• [Job] Reply with one number: the count of lines in the listing that contain the string "heading".

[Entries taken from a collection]
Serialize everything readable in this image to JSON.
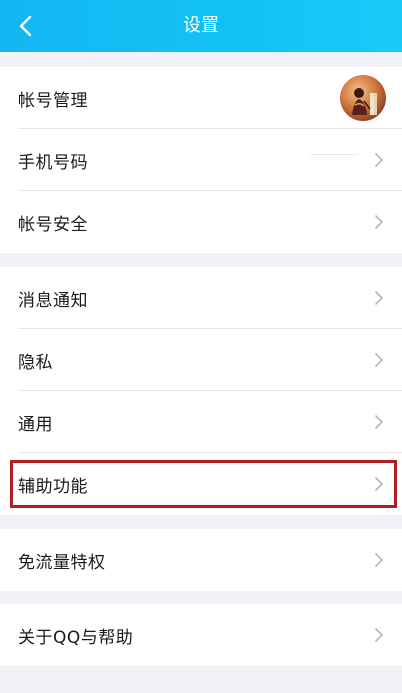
{
  "header": {
    "title": "设置"
  },
  "groups": [
    {
      "items": [
        {
          "label": "帐号管理",
          "right": "avatar"
        },
        {
          "label": "手机号码",
          "right": "chevron"
        },
        {
          "label": "帐号安全",
          "right": "chevron"
        }
      ]
    },
    {
      "items": [
        {
          "label": "消息通知",
          "right": "chevron"
        },
        {
          "label": "隐私",
          "right": "chevron"
        },
        {
          "label": "通用",
          "right": "chevron"
        },
        {
          "label": "辅助功能",
          "right": "chevron",
          "highlighted": true
        }
      ]
    },
    {
      "items": [
        {
          "label": "免流量特权",
          "right": "chevron"
        }
      ]
    },
    {
      "items": [
        {
          "label": "关于QQ与帮助",
          "right": "chevron"
        }
      ]
    }
  ],
  "colors": {
    "header": "#14b6f2",
    "highlight_border": "#b21f23",
    "background": "#f2f2f6",
    "chevron": "#b5b5b9"
  },
  "icons": {
    "back": "back-chevron-icon",
    "row": "chevron-right-icon",
    "avatar": "avatar"
  }
}
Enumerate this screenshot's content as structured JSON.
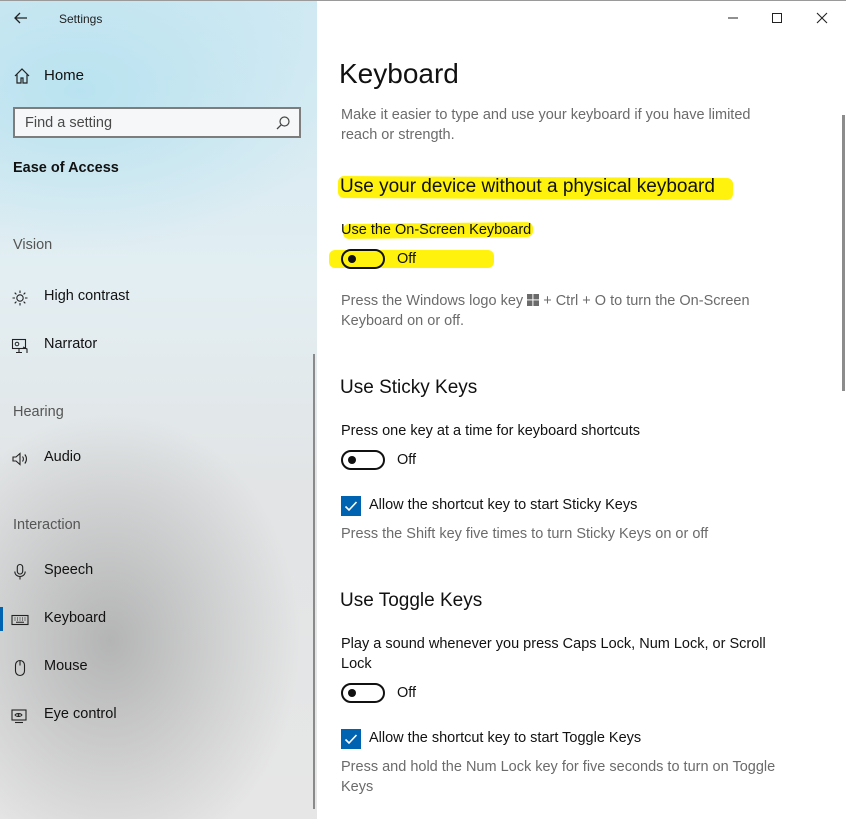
{
  "app": {
    "title": "Settings"
  },
  "sidebar": {
    "home_label": "Home",
    "search_placeholder": "Find a setting",
    "section_title": "Ease of Access",
    "groups": {
      "vision": "Vision",
      "hearing": "Hearing",
      "interaction": "Interaction"
    },
    "items": {
      "high_contrast": "High contrast",
      "narrator": "Narrator",
      "audio": "Audio",
      "speech": "Speech",
      "keyboard": "Keyboard",
      "mouse": "Mouse",
      "eye_control": "Eye control"
    },
    "active_item": "keyboard"
  },
  "main": {
    "title": "Keyboard",
    "intro": "Make it easier to type and use your keyboard if you have limited reach or strength.",
    "osk": {
      "heading": "Use your device without a physical keyboard",
      "label": "Use the On-Screen Keyboard",
      "state": "Off",
      "hint_before": "Press the Windows logo key",
      "hint_after": "+ Ctrl + O to turn the On-Screen Keyboard on or off."
    },
    "sticky": {
      "heading": "Use Sticky Keys",
      "label": "Press one key at a time for keyboard shortcuts",
      "state": "Off",
      "checkbox_label": "Allow the shortcut key to start Sticky Keys",
      "checkbox_checked": true,
      "hint": "Press the Shift key five times to turn Sticky Keys on or off"
    },
    "toggle": {
      "heading": "Use Toggle Keys",
      "label": "Play a sound whenever you press Caps Lock, Num Lock, or Scroll Lock",
      "state": "Off",
      "checkbox_label": "Allow the shortcut key to start Toggle Keys",
      "checkbox_checked": true,
      "hint": "Press and hold the Num Lock key for five seconds to turn on Toggle Keys"
    }
  },
  "colors": {
    "accent": "#0063b1",
    "highlight": "#fff200",
    "secondary_text": "#6b6b6b"
  }
}
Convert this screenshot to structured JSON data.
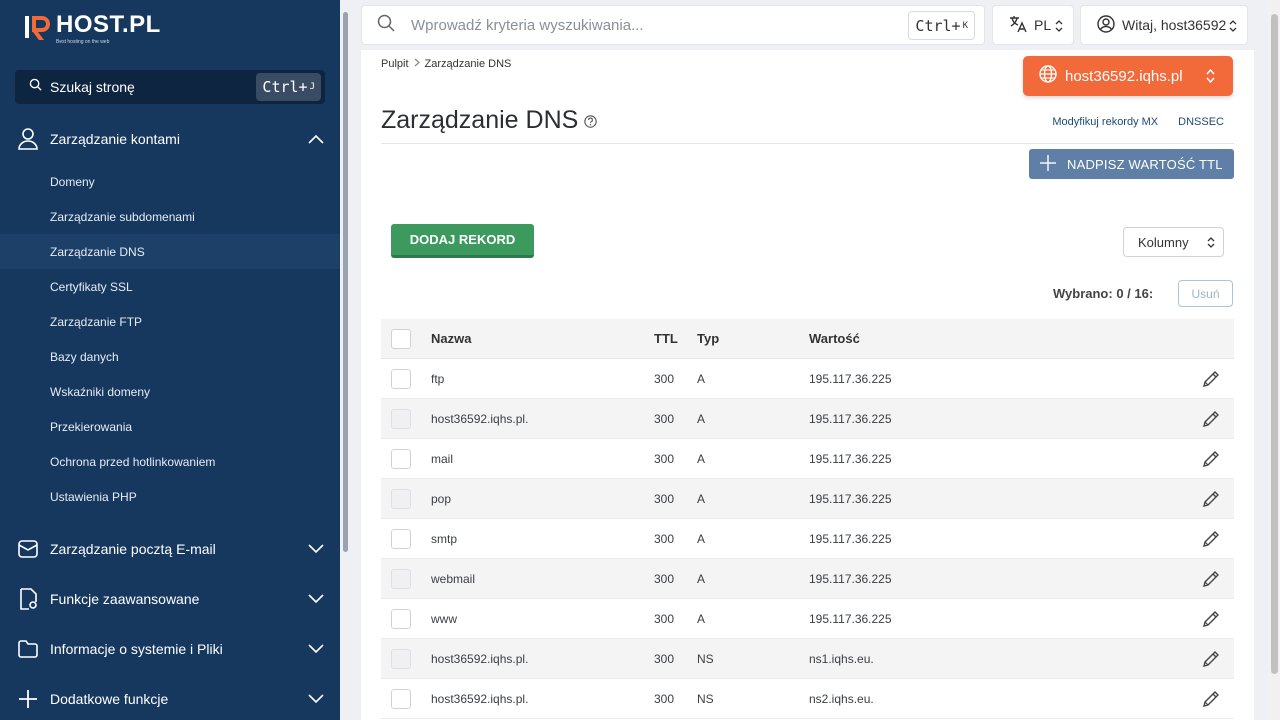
{
  "sidebar": {
    "logo_title": "HOST.PL",
    "logo_subtitle": "Best hosting on the web",
    "search_label": "Szukaj stronę",
    "search_shortcut": "Ctrl+",
    "search_shortcut_key": "J",
    "sections": [
      {
        "label": "Zarządzanie kontami",
        "icon": "user-icon",
        "expanded": true
      },
      {
        "label": "Zarządzanie pocztą E-mail",
        "icon": "mail-icon",
        "expanded": false
      },
      {
        "label": "Funkcje zaawansowane",
        "icon": "settings-doc-icon",
        "expanded": false
      },
      {
        "label": "Informacje o systemie i Pliki",
        "icon": "folder-icon",
        "expanded": false
      },
      {
        "label": "Dodatkowe funkcje",
        "icon": "plus-icon",
        "expanded": false
      }
    ],
    "sub_items": [
      {
        "label": "Domeny"
      },
      {
        "label": "Zarządzanie subdomenami"
      },
      {
        "label": "Zarządzanie DNS",
        "active": true
      },
      {
        "label": "Certyfikaty SSL"
      },
      {
        "label": "Zarządzanie FTP"
      },
      {
        "label": "Bazy danych"
      },
      {
        "label": "Wskaźniki domeny"
      },
      {
        "label": "Przekierowania"
      },
      {
        "label": "Ochrona przed hotlinkowaniem"
      },
      {
        "label": "Ustawienia PHP"
      }
    ]
  },
  "topbar": {
    "search_placeholder": "Wprowadź kryteria wyszukiwania...",
    "search_shortcut": "Ctrl+",
    "search_shortcut_key": "K",
    "language": "PL",
    "user_greeting": "Witaj, host36592"
  },
  "main": {
    "breadcrumb": [
      "Pulpit",
      "Zarządzanie DNS"
    ],
    "host_button": "host36592.iqhs.pl",
    "title": "Zarządzanie DNS",
    "links": [
      "Modyfikuj rekordy MX",
      "DNSSEC"
    ],
    "ttl_button": "NADPISZ WARTOŚĆ TTL",
    "add_button": "DODAJ REKORD",
    "columns_select": "Kolumny",
    "selected_info": "Wybrano: 0 / 16:",
    "delete_button": "Usuń",
    "table": {
      "headers": [
        "Nazwa",
        "TTL",
        "Typ",
        "Wartość"
      ],
      "rows": [
        {
          "name": "ftp",
          "ttl": "300",
          "type": "A",
          "value": "195.117.36.225"
        },
        {
          "name": "host36592.iqhs.pl.",
          "ttl": "300",
          "type": "A",
          "value": "195.117.36.225"
        },
        {
          "name": "mail",
          "ttl": "300",
          "type": "A",
          "value": "195.117.36.225"
        },
        {
          "name": "pop",
          "ttl": "300",
          "type": "A",
          "value": "195.117.36.225"
        },
        {
          "name": "smtp",
          "ttl": "300",
          "type": "A",
          "value": "195.117.36.225"
        },
        {
          "name": "webmail",
          "ttl": "300",
          "type": "A",
          "value": "195.117.36.225"
        },
        {
          "name": "www",
          "ttl": "300",
          "type": "A",
          "value": "195.117.36.225"
        },
        {
          "name": "host36592.iqhs.pl.",
          "ttl": "300",
          "type": "NS",
          "value": "ns1.iqhs.eu."
        },
        {
          "name": "host36592.iqhs.pl.",
          "ttl": "300",
          "type": "NS",
          "value": "ns2.iqhs.eu."
        }
      ]
    }
  },
  "colors": {
    "sidebar_bg": "#16385f",
    "accent_orange": "#f36a3a",
    "add_green": "#3d9a5f",
    "ttl_blue": "#5f7fa6"
  }
}
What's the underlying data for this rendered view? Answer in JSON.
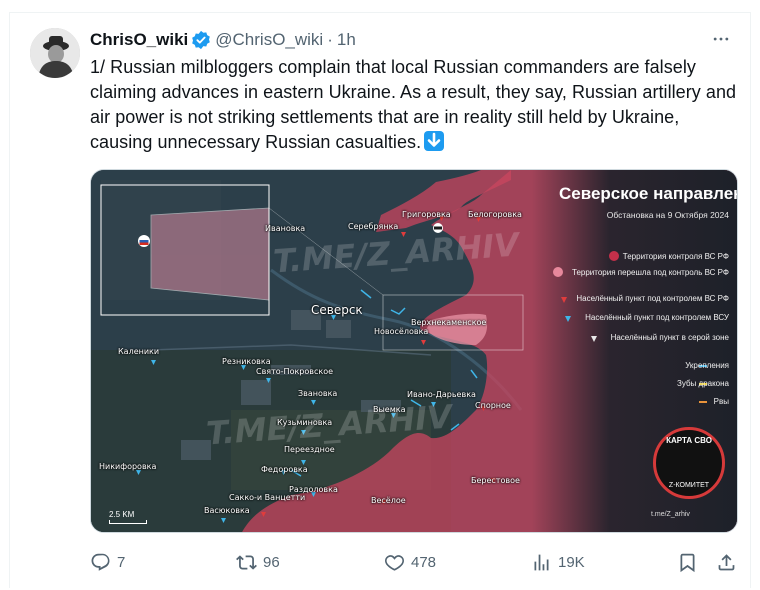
{
  "tweet": {
    "display_name": "ChrisO_wiki",
    "handle": "@ChrisO_wiki",
    "separator": "·",
    "time": "1h",
    "text": "1/ Russian milbloggers complain that local Russian commanders are falsely claiming advances in eastern Ukraine. As a result, they say, Russian artillery and air power is not striking settlements that are in reality still held by Ukraine, causing unnecessary Russian casualties.",
    "emoji": "down-arrow-emoji"
  },
  "map": {
    "title": "Северское направление",
    "subtitle": "Обстановка на 9 Октября 2024",
    "legend": [
      {
        "label": "Территория контроля ВС РФ",
        "color": "#c4304a",
        "shape": "circle"
      },
      {
        "label": "Территория перешла под контроль ВС РФ",
        "color": "#e7889c",
        "shape": "circle"
      },
      {
        "label": "Населённый пункт под контролем ВС РФ",
        "color": "#e03c3c",
        "shape": "triangle"
      },
      {
        "label": "Населённый пункт под контролем ВСУ",
        "color": "#3fb5e8",
        "shape": "triangle"
      },
      {
        "label": "Населённый пункт в серой зоне",
        "color": "#e8e8e8",
        "shape": "triangle"
      },
      {
        "label": "Укрепления",
        "color": "#3fb5e8",
        "shape": "line"
      },
      {
        "label": "Зубы дракона",
        "color": "#f2d22e",
        "shape": "line"
      },
      {
        "label": "Рвы",
        "color": "#e8933b",
        "shape": "line"
      }
    ],
    "places": {
      "seversk": "Северск",
      "grigorovka": "Григоровка",
      "belogorovka": "Белогоровка",
      "serebryanka": "Серебрянка",
      "ivanovka": "Ивановка",
      "verkhnekamenskoe": "Верхнекаменское",
      "novoselovka": "Новосёловка",
      "kalenyky": "Каленики",
      "reznikovka": "Резниковка",
      "svyato_pokrovskoe": "Свято-Покровское",
      "zvanovka": "Звановка",
      "ivano_daryevka": "Ивано-Дарьевка",
      "spornoe": "Спорное",
      "vyemka": "Выемка",
      "kuzminovka": "Кузьминовка",
      "pereezdnoe": "Переездное",
      "nikiforovka": "Никифоровка",
      "fedorovka": "Федоровка",
      "razdolovka": "Раздоловка",
      "sakko_i_vantsetti": "Сакко-и Ванцетти",
      "vasyukovka": "Васюковка",
      "veseloe": "Весёлое",
      "berestovoe": "Берестовое"
    },
    "watermark": "T.ME/Z_ARHIV",
    "scale": "2.5 KM",
    "badge_top": "КАРТА СВО",
    "badge_bottom": "Z-КОМИТЕТ",
    "channel": "t.me/Z_arhiv",
    "colors": {
      "russian_zone": "#c9455f",
      "ukraine_terrain": "#2c3f4a",
      "legend_bg": "#1d2129"
    }
  },
  "actions": {
    "replies": "7",
    "reposts": "96",
    "likes": "478",
    "views": "19K"
  }
}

• [Answer below] 3